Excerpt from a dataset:
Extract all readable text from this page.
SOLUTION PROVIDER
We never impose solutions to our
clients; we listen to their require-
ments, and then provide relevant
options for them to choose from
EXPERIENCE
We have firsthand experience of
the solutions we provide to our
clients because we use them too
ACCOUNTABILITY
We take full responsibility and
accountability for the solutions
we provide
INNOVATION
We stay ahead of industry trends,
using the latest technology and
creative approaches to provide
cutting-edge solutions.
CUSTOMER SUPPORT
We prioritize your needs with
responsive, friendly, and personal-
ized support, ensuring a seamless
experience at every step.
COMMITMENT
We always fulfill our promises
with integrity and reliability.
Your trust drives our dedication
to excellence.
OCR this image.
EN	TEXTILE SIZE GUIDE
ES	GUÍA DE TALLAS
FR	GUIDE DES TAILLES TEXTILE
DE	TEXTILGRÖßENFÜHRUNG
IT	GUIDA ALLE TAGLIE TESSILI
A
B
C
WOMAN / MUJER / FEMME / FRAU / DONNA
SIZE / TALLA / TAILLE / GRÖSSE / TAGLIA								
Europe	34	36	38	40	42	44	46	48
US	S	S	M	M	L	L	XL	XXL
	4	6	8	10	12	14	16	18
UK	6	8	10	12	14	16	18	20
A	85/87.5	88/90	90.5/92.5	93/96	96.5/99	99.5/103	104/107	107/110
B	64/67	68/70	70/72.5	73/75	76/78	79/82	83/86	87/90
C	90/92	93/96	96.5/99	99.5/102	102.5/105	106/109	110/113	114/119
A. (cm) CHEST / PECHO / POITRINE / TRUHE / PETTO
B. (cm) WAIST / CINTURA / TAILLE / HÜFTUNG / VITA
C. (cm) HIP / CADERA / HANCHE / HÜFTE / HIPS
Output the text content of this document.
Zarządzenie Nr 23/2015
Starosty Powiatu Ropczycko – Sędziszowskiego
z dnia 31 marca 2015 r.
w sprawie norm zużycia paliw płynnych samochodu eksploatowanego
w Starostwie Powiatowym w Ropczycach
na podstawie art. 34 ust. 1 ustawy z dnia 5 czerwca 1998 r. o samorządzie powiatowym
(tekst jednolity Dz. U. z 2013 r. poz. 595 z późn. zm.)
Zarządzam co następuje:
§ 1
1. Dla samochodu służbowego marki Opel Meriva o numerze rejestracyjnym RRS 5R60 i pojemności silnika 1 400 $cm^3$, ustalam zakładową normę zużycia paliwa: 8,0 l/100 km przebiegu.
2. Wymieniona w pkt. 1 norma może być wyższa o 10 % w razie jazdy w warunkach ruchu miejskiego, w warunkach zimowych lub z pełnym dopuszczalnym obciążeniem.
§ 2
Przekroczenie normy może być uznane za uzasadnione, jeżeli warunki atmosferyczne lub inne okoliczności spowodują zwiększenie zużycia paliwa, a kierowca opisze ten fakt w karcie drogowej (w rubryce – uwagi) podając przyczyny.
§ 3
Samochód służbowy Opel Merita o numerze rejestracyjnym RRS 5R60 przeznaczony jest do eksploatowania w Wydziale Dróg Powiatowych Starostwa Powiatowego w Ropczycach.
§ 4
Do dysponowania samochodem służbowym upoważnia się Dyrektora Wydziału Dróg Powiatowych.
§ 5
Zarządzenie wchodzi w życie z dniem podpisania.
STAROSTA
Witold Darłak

What to produce:
Every record above should be copied exactly.

The completed task:
Extract all readable text from this page.
SOLUTION PROVIDER
We never impose solutions to our
clients; we listen to their require-
ments, and then provide relevant
options for them to choose from
EXPERIENCE
We have firsthand experience of
the solutions we provide to our
clients because we use them too
ACCOUNTABILITY
We take full responsibility and
accountability for the solutions
we provide
INNOVATION
We stay ahead of industry trends,
using the latest technology and
creative approaches to provide
cutting-edge solutions.
CUSTOMER SUPPORT
We prioritize your needs with
responsive, friendly, and personal-
ized support, ensuring a seamless
experience at every step.
COMMITMENT
We always fulfill our promises
with integrity and reliability.
Your trust drives our dedication
to excellence.
OCR this image.
EN	TEXTILE SIZE GUIDE
ES	GUÍA DE TALLAS
FR	GUIDE DES TAILLES TEXTILE
DE	TEXTILGRÖßENFÜHRUNG
IT	GUIDA ALLE TAGLIE TESSILI
A
B
C
WOMAN / MUJER / FEMME / FRAU / DONNA
SIZE / TALLA / TAILLE / GRÖSSE / TAGLIA								
Europe	34	36	38	40	42	44	46	48
US	S	S	M	M	L	L	XL	XXL
	4	6	8	10	12	14	16	18
UK	6	8	10	12	14	16	18	20
A	85/87.5	88/90	90.5/92.5	93/96	96.5/99	99.5/103	104/107	107/110
B	64/67	68/70	70/72.5	73/75	76/78	79/82	83/86	87/90
C	90/92	93/96	96.5/99	99.5/102	102.5/105	106/109	110/113	114/119
A. (cm) CHEST / PECHO / POITRINE / TRUHE / PETTO
B. (cm) WAIST / CINTURA / TAILLE / HÜFTUNG / VITA
C. (cm) HIP / CADERA / HANCHE / HÜFTE / HIPS
Output the text content of this document.
Zarządzenie Nr 23/2015
Starosty Powiatu Ropczycko – Sędziszowskiego
z dnia 31 marca 2015 r.
w sprawie norm zużycia paliw płynnych samochodu eksploatowanego
w Starostwie Powiatowym w Ropczycach
na podstawie art. 34 ust. 1 ustawy z dnia 5 czerwca 1998 r. o samorządzie powiatowym
(tekst jednolity Dz. U. z 2013 r. poz. 595 z późn. zm.)
Zarządzam co następuje:
§ 1
1. Dla samochodu służbowego marki Opel Meriva o numerze rejestracyjnym RRS 5R60 i pojemności silnika 1 400 $cm^3$, ustalam zakładową normę zużycia paliwa: 8,0 l/100 km przebiegu.
2. Wymieniona w pkt. 1 norma może być wyższa o 10 % w razie jazdy w warunkach ruchu miejskiego, w warunkach zimowych lub z pełnym dopuszczalnym obciążeniem.
§ 2
Przekroczenie normy może być uznane za uzasadnione, jeżeli warunki atmosferyczne lub inne okoliczności spowodują zwiększenie zużycia paliwa, a kierowca opisze ten fakt w karcie drogowej (w rubryce – uwagi) podając przyczyny.
§ 3
Samochód służbowy Opel Merita o numerze rejestracyjnym RRS 5R60 przeznaczony jest do eksploatowania w Wydziale Dróg Powiatowych Starostwa Powiatowego w Ropczycach.
§ 4
Do dysponowania samochodem służbowym upoważnia się Dyrektora Wydziału Dróg Powiatowych.
§ 5
Zarządzenie wchodzi w życie z dniem podpisania.
STAROSTA
Witold Darłak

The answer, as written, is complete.